■ Records ■
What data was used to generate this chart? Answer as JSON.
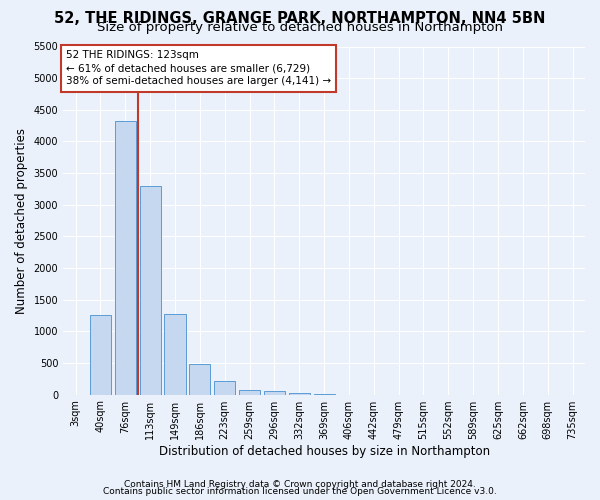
{
  "title_line1": "52, THE RIDINGS, GRANGE PARK, NORTHAMPTON, NN4 5BN",
  "title_line2": "Size of property relative to detached houses in Northampton",
  "xlabel": "Distribution of detached houses by size in Northampton",
  "ylabel": "Number of detached properties",
  "footnote1": "Contains HM Land Registry data © Crown copyright and database right 2024.",
  "footnote2": "Contains public sector information licensed under the Open Government Licence v3.0.",
  "bar_labels": [
    "3sqm",
    "40sqm",
    "76sqm",
    "113sqm",
    "149sqm",
    "186sqm",
    "223sqm",
    "259sqm",
    "296sqm",
    "332sqm",
    "369sqm",
    "406sqm",
    "442sqm",
    "479sqm",
    "515sqm",
    "552sqm",
    "589sqm",
    "625sqm",
    "662sqm",
    "698sqm",
    "735sqm"
  ],
  "bar_values": [
    0,
    1260,
    4330,
    3290,
    1270,
    480,
    215,
    75,
    50,
    30,
    10,
    0,
    0,
    0,
    0,
    0,
    0,
    0,
    0,
    0,
    0
  ],
  "bar_color": "#c5d8f0",
  "bar_edge_color": "#5b9bd5",
  "vline_color": "#c0392b",
  "vline_x_index": 2,
  "annotation_line1": "52 THE RIDINGS: 123sqm",
  "annotation_line2": "← 61% of detached houses are smaller (6,729)",
  "annotation_line3": "38% of semi-detached houses are larger (4,141) →",
  "annotation_box_color": "#ffffff",
  "annotation_box_edge": "#c0392b",
  "ylim": [
    0,
    5500
  ],
  "yticks": [
    0,
    500,
    1000,
    1500,
    2000,
    2500,
    3000,
    3500,
    4000,
    4500,
    5000,
    5500
  ],
  "bg_color": "#eaf1fb",
  "plot_bg_color": "#eaf1fb",
  "grid_color": "#ffffff",
  "title_fontsize": 10.5,
  "subtitle_fontsize": 9.5,
  "axis_label_fontsize": 8.5,
  "tick_fontsize": 7,
  "annotation_fontsize": 7.5,
  "footnote_fontsize": 6.5
}
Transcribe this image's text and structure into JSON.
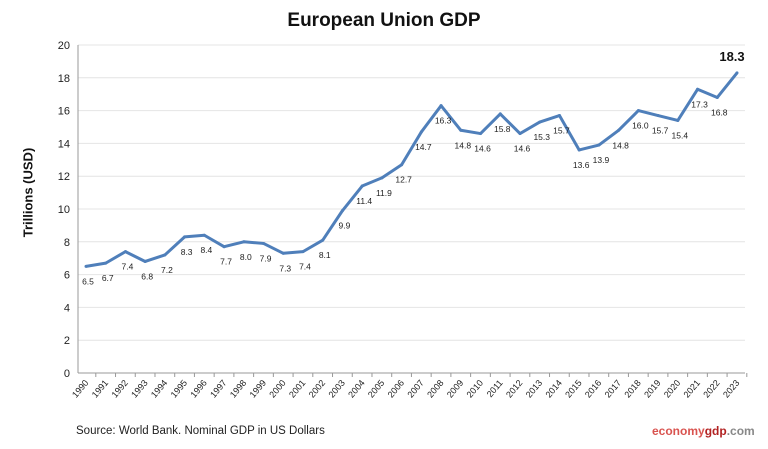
{
  "chart_data": {
    "type": "line",
    "title": "European Union GDP",
    "ylabel": "Trillions (USD)",
    "xlabel": "",
    "ylim": [
      0,
      20
    ],
    "yticks": [
      0,
      2,
      4,
      6,
      8,
      10,
      12,
      14,
      16,
      18,
      20
    ],
    "grid": true,
    "line_color": "#4f7fba",
    "x": [
      "1990",
      "1991",
      "1992",
      "1993",
      "1994",
      "1995",
      "1996",
      "1997",
      "1998",
      "1999",
      "2000",
      "2001",
      "2002",
      "2003",
      "2004",
      "2005",
      "2006",
      "2007",
      "2008",
      "2009",
      "2010",
      "2011",
      "2012",
      "2013",
      "2014",
      "2015",
      "2016",
      "2017",
      "2018",
      "2019",
      "2020",
      "2021",
      "2022",
      "2023"
    ],
    "values": [
      6.5,
      6.7,
      7.4,
      6.8,
      7.2,
      8.3,
      8.4,
      7.7,
      8.0,
      7.9,
      7.3,
      7.4,
      8.1,
      9.9,
      11.4,
      11.9,
      12.7,
      14.7,
      16.3,
      14.8,
      14.6,
      15.8,
      14.6,
      15.3,
      15.7,
      13.6,
      13.9,
      14.8,
      16.0,
      15.7,
      15.4,
      17.3,
      16.8,
      18.3
    ]
  },
  "footer": {
    "source": "Source: World Bank.  Nominal GDP in US Dollars",
    "brand_a": "economy",
    "brand_b": "gdp",
    "brand_c": ".com"
  }
}
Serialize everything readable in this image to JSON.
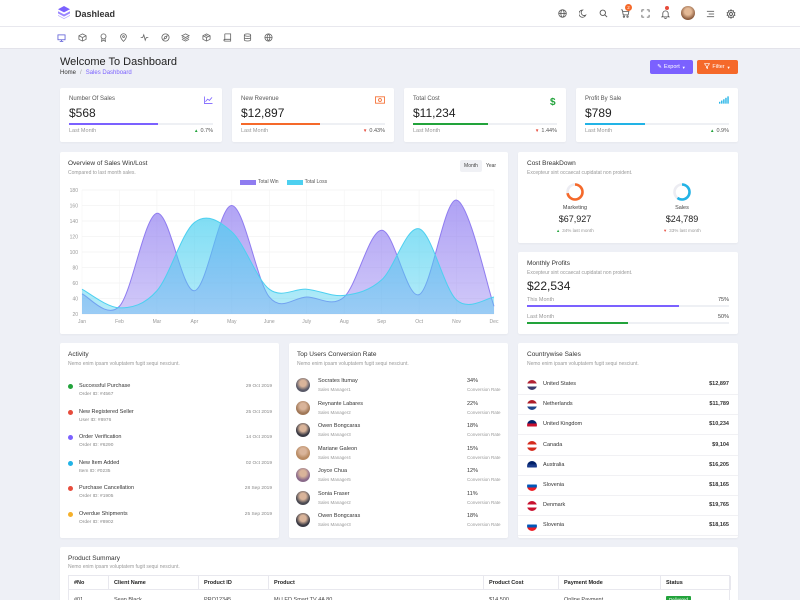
{
  "app": {
    "name": "Dashlead"
  },
  "topbar": {
    "cart_badge": "2",
    "icons": [
      "globe-icon",
      "moon-icon",
      "search-icon",
      "cart-icon",
      "fullscreen-icon",
      "bell-icon",
      "avatar",
      "menu-icon",
      "gear-icon"
    ]
  },
  "nav": {
    "icons": [
      "monitor-icon",
      "cube-icon",
      "award-icon",
      "map-pin-icon",
      "activity-icon",
      "compass-icon",
      "layers-icon",
      "box-icon",
      "book-icon",
      "database-icon",
      "globe-icon"
    ]
  },
  "page": {
    "title": "Welcome To Dashboard",
    "breadcrumb_home": "Home",
    "breadcrumb_sep": "/",
    "breadcrumb_current": "Sales Dashboard"
  },
  "buttons": {
    "export": "Export",
    "filter": "Filter"
  },
  "colors": {
    "purple": "#7b61ff",
    "orange": "#f5692a",
    "green": "#22a33b",
    "cyan": "#22b3e6",
    "red": "#e74c3c"
  },
  "kpis": [
    {
      "label": "Number Of Sales",
      "value": "$568",
      "last": "Last Month",
      "change": "0.7%",
      "direction": "up",
      "progress": 0.62,
      "color": "#7b61ff",
      "icon": "chart-line-icon"
    },
    {
      "label": "New Revenue",
      "value": "$12,897",
      "last": "Last Month",
      "change": "0.43%",
      "direction": "down",
      "progress": 0.55,
      "color": "#f5692a",
      "icon": "money-icon"
    },
    {
      "label": "Total Cost",
      "value": "$11,234",
      "last": "Last Month",
      "change": "1.44%",
      "direction": "down",
      "progress": 0.52,
      "color": "#22a33b",
      "icon": "dollar-icon"
    },
    {
      "label": "Profit By Sale",
      "value": "$789",
      "last": "Last Month",
      "change": "0.9%",
      "direction": "up",
      "progress": 0.42,
      "color": "#22b3e6",
      "icon": "bars-icon"
    }
  ],
  "overview": {
    "title": "Overview of Sales Win/Lost",
    "subtitle": "Compared to last month sales.",
    "tab_month": "Month",
    "tab_year": "Year"
  },
  "chart_data": {
    "type": "area",
    "categories": [
      "Jan",
      "Feb",
      "Mar",
      "Apr",
      "May",
      "June",
      "July",
      "Aug",
      "Sep",
      "Oct",
      "Nov",
      "Dec"
    ],
    "yticks": [
      20,
      40,
      60,
      80,
      100,
      120,
      140,
      160,
      180
    ],
    "ylim": [
      20,
      180
    ],
    "series": [
      {
        "name": "Total Win",
        "color": "#8f7cf0",
        "values": [
          46,
          30,
          150,
          50,
          160,
          42,
          42,
          42,
          128,
          45,
          167,
          30
        ]
      },
      {
        "name": "Total Loss",
        "color": "#4dd0f0",
        "values": [
          52,
          28,
          50,
          138,
          126,
          52,
          52,
          44,
          64,
          130,
          38,
          42
        ]
      }
    ]
  },
  "cost": {
    "title": "Cost BreakDown",
    "subtitle": "Excepteur sint occaecat cupidatat non proident.",
    "items": [
      {
        "label": "Marketing",
        "value": "$67,927",
        "note": "34% last month",
        "direction": "up",
        "color": "#f5692a",
        "fraction": 0.72
      },
      {
        "label": "Sales",
        "value": "$24,789",
        "note": "33% last month",
        "direction": "down",
        "color": "#22b3e6",
        "fraction": 0.6
      }
    ]
  },
  "profits": {
    "title": "Monthly Profits",
    "subtitle": "Excepteur sint occaecat cupidatat non proident.",
    "value": "$22,534",
    "rows": [
      {
        "label": "This Month",
        "pct": "75%",
        "fraction": 0.75,
        "color": "#7b61ff"
      },
      {
        "label": "Last Month",
        "pct": "50%",
        "fraction": 0.5,
        "color": "#22a33b"
      }
    ]
  },
  "activity": {
    "title": "Activity",
    "subtitle": "Nemo enim ipsam voluptatem fugit sequi nesciunt.",
    "items": [
      {
        "title": "Successful Purchase",
        "sub": "Order ID: #4567",
        "date": "29 Oct 2019",
        "color": "#22a33b"
      },
      {
        "title": "New Registered Seller",
        "sub": "User ID: #8976",
        "date": "25 Oct 2019",
        "color": "#e74c3c"
      },
      {
        "title": "Order Verification",
        "sub": "Order ID: #6290",
        "date": "14 Oct 2019",
        "color": "#7b61ff"
      },
      {
        "title": "New Item Added",
        "sub": "Item ID: #0235",
        "date": "02 Oct 2019",
        "color": "#22b3e6"
      },
      {
        "title": "Purchase Cancellation",
        "sub": "Order ID: #1905",
        "date": "28 Sep 2019",
        "color": "#e74c3c"
      },
      {
        "title": "Overdue Shipments",
        "sub": "Order ID: #8902",
        "date": "25 Sep 2019",
        "color": "#f5b02a"
      }
    ]
  },
  "users": {
    "title": "Top Users Conversion Rate",
    "subtitle": "Nemo enim ipsam voluptatem fugit sequi nesciunt.",
    "rate_label": "Conversion Rate",
    "items": [
      {
        "name": "Socrates Itumay",
        "role": "Sales Manager1",
        "pct": "34%",
        "avatar": "#5a5a68"
      },
      {
        "name": "Reynante Labares",
        "role": "Sales Manager2",
        "pct": "22%",
        "avatar": "#a07858"
      },
      {
        "name": "Owen Bongcaras",
        "role": "Sales Manager3",
        "pct": "18%",
        "avatar": "#3a3a44"
      },
      {
        "name": "Mariane Galeon",
        "role": "Sales Manager4",
        "pct": "15%",
        "avatar": "#b88a62"
      },
      {
        "name": "Joyce Chua",
        "role": "Sales Manager5",
        "pct": "12%",
        "avatar": "#8a6a8a"
      },
      {
        "name": "Sonia Fraser",
        "role": "Sales Manager2",
        "pct": "11%",
        "avatar": "#4a4a52"
      },
      {
        "name": "Owen Bongcaras",
        "role": "Sales Manager3",
        "pct": "18%",
        "avatar": "#3a3a44"
      }
    ]
  },
  "countries": {
    "title": "Countrywise Sales",
    "subtitle": "Nemo enim ipsam voluptatem fugit sequi nesciunt.",
    "items": [
      {
        "name": "United States",
        "value": "$12,897",
        "flag": [
          "#b22234",
          "#ffffff",
          "#3c3b6e"
        ]
      },
      {
        "name": "Netherlands",
        "value": "$11,789",
        "flag": [
          "#ae1c28",
          "#ffffff",
          "#21468b"
        ]
      },
      {
        "name": "United Kingdom",
        "value": "$10,234",
        "flag": [
          "#012169",
          "#c8102e",
          "#ffffff"
        ]
      },
      {
        "name": "Canada",
        "value": "$9,104",
        "flag": [
          "#d52b1e",
          "#ffffff",
          "#d52b1e"
        ]
      },
      {
        "name": "Australia",
        "value": "$16,205",
        "flag": [
          "#012169",
          "#1a3a8a",
          "#ffffff"
        ]
      },
      {
        "name": "Slovenia",
        "value": "$18,165",
        "flag": [
          "#ffffff",
          "#0057b8",
          "#ed1c24"
        ]
      },
      {
        "name": "Denmark",
        "value": "$19,765",
        "flag": [
          "#c8102e",
          "#ffffff",
          "#c8102e"
        ]
      },
      {
        "name": "Slovenia",
        "value": "$18,165",
        "flag": [
          "#ffffff",
          "#0057b8",
          "#ed1c24"
        ]
      }
    ]
  },
  "summary": {
    "title": "Product Summary",
    "subtitle": "Nemo enim ipsam voluptatem fugit sequi nesciunt.",
    "columns": [
      "#No",
      "Client Name",
      "Product ID",
      "Product",
      "Product Cost",
      "Payment Mode",
      "Status"
    ],
    "rows": [
      {
        "no": "#01",
        "client": "Sean Black",
        "pid": "PRO12345",
        "product": "Mi LED Smart TV 4A 80",
        "cost": "$14,500",
        "mode": "Online Payment",
        "status": "Delivered"
      }
    ]
  }
}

■ Written request ■
Where a line holds "database", copy that line.

■ The response ■
  "footnote1": "Contains HM Land Registry data © Crown copyright and database right 2024.",
      "database-icon",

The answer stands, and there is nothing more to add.